Collected data

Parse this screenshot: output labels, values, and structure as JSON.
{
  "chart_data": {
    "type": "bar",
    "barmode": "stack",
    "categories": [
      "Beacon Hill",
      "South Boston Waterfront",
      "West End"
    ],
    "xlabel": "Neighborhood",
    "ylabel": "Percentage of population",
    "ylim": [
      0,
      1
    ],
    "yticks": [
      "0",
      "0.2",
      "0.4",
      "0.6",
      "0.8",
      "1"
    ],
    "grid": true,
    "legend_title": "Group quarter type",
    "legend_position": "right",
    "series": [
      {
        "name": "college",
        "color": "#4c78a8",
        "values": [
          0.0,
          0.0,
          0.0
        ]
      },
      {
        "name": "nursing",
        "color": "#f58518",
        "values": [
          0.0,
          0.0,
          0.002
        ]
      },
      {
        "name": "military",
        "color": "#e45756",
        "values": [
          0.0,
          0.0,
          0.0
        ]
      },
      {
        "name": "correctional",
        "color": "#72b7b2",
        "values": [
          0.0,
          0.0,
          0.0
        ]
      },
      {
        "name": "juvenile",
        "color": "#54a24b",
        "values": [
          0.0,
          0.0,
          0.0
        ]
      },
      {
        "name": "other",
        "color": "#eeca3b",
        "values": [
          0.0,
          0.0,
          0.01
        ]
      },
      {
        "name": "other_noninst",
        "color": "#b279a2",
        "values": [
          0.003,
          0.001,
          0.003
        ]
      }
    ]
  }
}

GIVEN INSTRUCTION -> Can you restate every record above word for word?

EXERCISE RESPONSE ->
Parse this screenshot: output labels, values, and structure as JSON.
{
  "chart_data": {
    "type": "bar",
    "barmode": "stack",
    "categories": [
      "Beacon Hill",
      "South Boston Waterfront",
      "West End"
    ],
    "xlabel": "Neighborhood",
    "ylabel": "Percentage of population",
    "ylim": [
      0,
      1
    ],
    "yticks": [
      "0",
      "0.2",
      "0.4",
      "0.6",
      "0.8",
      "1"
    ],
    "grid": true,
    "legend_title": "Group quarter type",
    "legend_position": "right",
    "series": [
      {
        "name": "college",
        "color": "#4c78a8",
        "values": [
          0.0,
          0.0,
          0.0
        ]
      },
      {
        "name": "nursing",
        "color": "#f58518",
        "values": [
          0.0,
          0.0,
          0.002
        ]
      },
      {
        "name": "military",
        "color": "#e45756",
        "values": [
          0.0,
          0.0,
          0.0
        ]
      },
      {
        "name": "correctional",
        "color": "#72b7b2",
        "values": [
          0.0,
          0.0,
          0.0
        ]
      },
      {
        "name": "juvenile",
        "color": "#54a24b",
        "values": [
          0.0,
          0.0,
          0.0
        ]
      },
      {
        "name": "other",
        "color": "#eeca3b",
        "values": [
          0.0,
          0.0,
          0.01
        ]
      },
      {
        "name": "other_noninst",
        "color": "#b279a2",
        "values": [
          0.003,
          0.001,
          0.003
        ]
      }
    ]
  }
}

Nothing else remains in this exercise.